▶ [AIM OF THE TASK]:
Reply with one number: the count of lines in the data that hold the string "name".

[EXERCISE INPUTS start]

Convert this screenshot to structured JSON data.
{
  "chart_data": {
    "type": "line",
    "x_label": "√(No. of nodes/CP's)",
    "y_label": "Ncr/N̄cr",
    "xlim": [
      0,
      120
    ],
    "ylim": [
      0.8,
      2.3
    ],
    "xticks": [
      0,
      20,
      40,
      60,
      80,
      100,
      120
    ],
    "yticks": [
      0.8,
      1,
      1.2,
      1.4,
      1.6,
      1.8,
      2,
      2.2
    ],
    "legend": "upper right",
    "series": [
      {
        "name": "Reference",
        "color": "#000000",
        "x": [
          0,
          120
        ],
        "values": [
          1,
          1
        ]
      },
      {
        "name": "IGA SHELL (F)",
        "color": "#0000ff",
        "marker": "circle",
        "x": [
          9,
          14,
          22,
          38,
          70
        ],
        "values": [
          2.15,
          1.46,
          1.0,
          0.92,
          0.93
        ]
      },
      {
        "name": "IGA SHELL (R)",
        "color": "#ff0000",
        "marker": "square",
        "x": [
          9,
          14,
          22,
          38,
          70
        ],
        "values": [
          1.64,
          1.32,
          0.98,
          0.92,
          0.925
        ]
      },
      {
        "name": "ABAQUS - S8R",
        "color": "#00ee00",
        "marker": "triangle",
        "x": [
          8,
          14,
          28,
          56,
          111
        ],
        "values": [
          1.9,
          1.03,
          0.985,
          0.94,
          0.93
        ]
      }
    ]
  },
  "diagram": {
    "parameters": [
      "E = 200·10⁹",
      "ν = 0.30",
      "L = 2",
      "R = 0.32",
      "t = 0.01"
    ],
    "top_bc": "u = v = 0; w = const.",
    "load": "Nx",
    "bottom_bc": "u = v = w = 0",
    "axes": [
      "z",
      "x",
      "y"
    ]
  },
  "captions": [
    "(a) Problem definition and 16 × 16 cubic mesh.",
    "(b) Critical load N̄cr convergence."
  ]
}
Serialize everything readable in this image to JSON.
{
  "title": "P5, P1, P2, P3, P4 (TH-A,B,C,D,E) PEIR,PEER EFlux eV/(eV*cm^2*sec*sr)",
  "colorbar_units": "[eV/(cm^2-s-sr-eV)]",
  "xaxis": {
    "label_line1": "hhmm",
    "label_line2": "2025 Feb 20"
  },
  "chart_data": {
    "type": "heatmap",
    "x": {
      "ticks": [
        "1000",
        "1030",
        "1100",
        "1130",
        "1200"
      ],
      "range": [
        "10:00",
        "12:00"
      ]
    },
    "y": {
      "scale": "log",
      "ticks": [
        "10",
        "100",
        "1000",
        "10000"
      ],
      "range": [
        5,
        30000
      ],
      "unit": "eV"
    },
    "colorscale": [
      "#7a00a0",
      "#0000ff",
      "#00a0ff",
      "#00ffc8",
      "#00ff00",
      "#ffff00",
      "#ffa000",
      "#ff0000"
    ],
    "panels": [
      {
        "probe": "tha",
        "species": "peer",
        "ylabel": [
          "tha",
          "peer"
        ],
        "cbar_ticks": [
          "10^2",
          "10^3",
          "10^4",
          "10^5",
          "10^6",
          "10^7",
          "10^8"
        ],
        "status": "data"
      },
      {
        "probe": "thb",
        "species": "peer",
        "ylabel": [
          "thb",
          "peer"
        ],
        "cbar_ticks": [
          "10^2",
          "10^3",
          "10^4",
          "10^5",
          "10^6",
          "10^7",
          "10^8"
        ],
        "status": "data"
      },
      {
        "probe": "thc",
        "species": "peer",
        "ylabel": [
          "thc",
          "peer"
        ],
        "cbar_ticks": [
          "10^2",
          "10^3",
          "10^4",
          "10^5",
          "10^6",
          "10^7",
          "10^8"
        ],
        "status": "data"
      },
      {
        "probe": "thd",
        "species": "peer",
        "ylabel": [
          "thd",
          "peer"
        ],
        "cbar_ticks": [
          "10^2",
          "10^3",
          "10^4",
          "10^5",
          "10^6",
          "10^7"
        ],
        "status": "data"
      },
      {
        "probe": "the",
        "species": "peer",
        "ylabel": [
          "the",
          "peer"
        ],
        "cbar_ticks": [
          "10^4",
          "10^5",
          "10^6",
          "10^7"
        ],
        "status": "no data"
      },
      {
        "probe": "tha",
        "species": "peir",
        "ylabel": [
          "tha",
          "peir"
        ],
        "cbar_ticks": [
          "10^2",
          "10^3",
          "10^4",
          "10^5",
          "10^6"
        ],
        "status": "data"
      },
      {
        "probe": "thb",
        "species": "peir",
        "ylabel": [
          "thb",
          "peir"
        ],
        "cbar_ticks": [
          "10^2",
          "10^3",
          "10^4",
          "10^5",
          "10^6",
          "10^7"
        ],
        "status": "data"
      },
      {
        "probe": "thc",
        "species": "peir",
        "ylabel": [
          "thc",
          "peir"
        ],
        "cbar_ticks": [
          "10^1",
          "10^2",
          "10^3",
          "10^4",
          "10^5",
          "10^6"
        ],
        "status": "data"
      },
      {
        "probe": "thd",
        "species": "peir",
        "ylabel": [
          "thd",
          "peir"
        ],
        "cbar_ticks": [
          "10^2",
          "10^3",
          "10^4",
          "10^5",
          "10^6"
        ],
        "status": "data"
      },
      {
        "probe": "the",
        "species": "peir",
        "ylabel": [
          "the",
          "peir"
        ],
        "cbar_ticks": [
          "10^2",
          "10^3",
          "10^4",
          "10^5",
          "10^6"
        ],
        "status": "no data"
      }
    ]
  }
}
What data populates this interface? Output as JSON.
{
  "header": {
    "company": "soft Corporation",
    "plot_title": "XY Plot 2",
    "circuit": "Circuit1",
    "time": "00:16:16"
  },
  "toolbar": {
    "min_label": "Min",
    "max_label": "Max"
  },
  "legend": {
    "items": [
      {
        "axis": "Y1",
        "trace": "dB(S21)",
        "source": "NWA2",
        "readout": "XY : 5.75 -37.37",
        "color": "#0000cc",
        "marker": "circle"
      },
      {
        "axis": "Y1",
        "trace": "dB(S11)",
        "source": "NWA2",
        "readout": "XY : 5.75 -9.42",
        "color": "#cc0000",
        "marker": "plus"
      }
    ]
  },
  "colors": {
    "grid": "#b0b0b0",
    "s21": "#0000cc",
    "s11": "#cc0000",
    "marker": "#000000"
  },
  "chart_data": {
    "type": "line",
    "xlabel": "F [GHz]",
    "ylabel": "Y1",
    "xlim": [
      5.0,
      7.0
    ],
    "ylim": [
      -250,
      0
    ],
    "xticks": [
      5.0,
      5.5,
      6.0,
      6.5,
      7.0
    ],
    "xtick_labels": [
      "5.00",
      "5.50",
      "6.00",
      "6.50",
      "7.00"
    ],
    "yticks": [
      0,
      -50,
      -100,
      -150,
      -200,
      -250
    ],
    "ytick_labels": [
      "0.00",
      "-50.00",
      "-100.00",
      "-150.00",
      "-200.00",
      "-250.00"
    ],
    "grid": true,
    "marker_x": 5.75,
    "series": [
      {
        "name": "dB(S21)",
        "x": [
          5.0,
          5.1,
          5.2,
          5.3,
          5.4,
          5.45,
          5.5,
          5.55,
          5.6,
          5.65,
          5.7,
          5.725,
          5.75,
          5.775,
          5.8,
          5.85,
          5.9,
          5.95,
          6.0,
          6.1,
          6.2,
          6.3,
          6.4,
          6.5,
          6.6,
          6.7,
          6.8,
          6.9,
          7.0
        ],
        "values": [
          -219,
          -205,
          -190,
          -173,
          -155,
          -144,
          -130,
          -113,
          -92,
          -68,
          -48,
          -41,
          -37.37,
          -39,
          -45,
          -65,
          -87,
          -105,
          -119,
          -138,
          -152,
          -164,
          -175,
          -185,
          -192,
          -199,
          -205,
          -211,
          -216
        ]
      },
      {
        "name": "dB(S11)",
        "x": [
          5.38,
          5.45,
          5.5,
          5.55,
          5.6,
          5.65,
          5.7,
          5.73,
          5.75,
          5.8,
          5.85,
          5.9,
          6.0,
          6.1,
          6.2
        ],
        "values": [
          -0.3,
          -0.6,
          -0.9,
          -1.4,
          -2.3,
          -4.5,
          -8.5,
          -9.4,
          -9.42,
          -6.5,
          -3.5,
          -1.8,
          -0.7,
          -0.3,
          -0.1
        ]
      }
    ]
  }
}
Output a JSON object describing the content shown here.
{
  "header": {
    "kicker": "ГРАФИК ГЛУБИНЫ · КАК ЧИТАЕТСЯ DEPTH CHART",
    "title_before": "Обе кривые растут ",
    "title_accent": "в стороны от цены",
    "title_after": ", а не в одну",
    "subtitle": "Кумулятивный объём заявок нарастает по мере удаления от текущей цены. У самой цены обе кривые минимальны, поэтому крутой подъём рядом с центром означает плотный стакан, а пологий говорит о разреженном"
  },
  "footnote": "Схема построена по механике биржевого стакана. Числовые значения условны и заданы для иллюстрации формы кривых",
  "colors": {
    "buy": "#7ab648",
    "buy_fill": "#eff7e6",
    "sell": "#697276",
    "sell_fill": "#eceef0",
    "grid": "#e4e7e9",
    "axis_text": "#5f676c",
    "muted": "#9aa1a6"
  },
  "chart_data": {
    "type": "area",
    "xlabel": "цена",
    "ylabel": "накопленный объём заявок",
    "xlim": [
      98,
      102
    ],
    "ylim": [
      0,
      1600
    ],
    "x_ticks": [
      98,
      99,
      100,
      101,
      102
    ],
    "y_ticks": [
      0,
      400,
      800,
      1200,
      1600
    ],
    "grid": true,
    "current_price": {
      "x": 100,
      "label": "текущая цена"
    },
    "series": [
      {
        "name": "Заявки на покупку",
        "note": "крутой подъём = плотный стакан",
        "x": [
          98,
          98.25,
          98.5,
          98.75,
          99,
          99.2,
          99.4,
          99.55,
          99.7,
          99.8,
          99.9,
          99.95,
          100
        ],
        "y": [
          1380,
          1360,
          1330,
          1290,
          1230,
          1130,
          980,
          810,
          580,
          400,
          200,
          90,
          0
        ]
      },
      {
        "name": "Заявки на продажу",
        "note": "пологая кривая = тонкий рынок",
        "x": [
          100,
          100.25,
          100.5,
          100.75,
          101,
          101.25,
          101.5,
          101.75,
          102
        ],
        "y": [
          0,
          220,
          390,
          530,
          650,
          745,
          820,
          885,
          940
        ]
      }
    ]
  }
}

[EXERCISE INPUTS end]

▶ [WRITTEN SOLUTION]:
8